#### LISTED RECORDS

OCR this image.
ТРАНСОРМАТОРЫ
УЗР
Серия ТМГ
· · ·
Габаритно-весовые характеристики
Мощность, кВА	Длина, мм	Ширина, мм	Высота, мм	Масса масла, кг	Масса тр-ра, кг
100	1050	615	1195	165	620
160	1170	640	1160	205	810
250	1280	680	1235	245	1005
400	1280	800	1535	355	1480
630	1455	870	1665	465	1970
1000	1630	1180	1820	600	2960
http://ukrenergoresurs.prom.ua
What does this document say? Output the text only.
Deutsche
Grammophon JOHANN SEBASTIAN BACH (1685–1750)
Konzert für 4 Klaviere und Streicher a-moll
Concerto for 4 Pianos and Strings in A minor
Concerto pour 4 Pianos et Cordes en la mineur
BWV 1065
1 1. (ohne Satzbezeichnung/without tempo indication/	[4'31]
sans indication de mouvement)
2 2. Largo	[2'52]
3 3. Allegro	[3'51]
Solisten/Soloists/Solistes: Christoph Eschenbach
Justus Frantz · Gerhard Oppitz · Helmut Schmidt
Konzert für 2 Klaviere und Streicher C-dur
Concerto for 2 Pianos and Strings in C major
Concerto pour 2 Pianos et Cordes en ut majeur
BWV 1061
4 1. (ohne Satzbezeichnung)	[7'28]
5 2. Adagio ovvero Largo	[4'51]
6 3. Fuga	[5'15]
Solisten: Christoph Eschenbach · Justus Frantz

########

Word for word, write out the data.

▶ OUTPUT OF THE EXERCISE
OCR this image.
ТРАНСОРМАТОРЫ
УЗР
Серия ТМГ
· · ·
Габаритно-весовые характеристики
Мощность, кВА	Длина, мм	Ширина, мм	Высота, мм	Масса масла, кг	Масса тр-ра, кг
100	1050	615	1195	165	620
160	1170	640	1160	205	810
250	1280	680	1235	245	1005
400	1280	800	1535	355	1480
630	1455	870	1665	465	1970
1000	1630	1180	1820	600	2960
http://ukrenergoresurs.prom.ua
What does this document say? Output the text only.
Deutsche
Grammophon JOHANN SEBASTIAN BACH (1685–1750)
Konzert für 4 Klaviere und Streicher a-moll
Concerto for 4 Pianos and Strings in A minor
Concerto pour 4 Pianos et Cordes en la mineur
BWV 1065
1 1. (ohne Satzbezeichnung/without tempo indication/	[4'31]
sans indication de mouvement)
2 2. Largo	[2'52]
3 3. Allegro	[3'51]
Solisten/Soloists/Solistes: Christoph Eschenbach
Justus Frantz · Gerhard Oppitz · Helmut Schmidt
Konzert für 2 Klaviere und Streicher C-dur
Concerto for 2 Pianos and Strings in C major
Concerto pour 2 Pianos et Cordes en ut majeur
BWV 1061
4 1. (ohne Satzbezeichnung)	[7'28]
5 2. Adagio ovvero Largo	[4'51]
6 3. Fuga	[5'15]
Solisten: Christoph Eschenbach · Justus Frantz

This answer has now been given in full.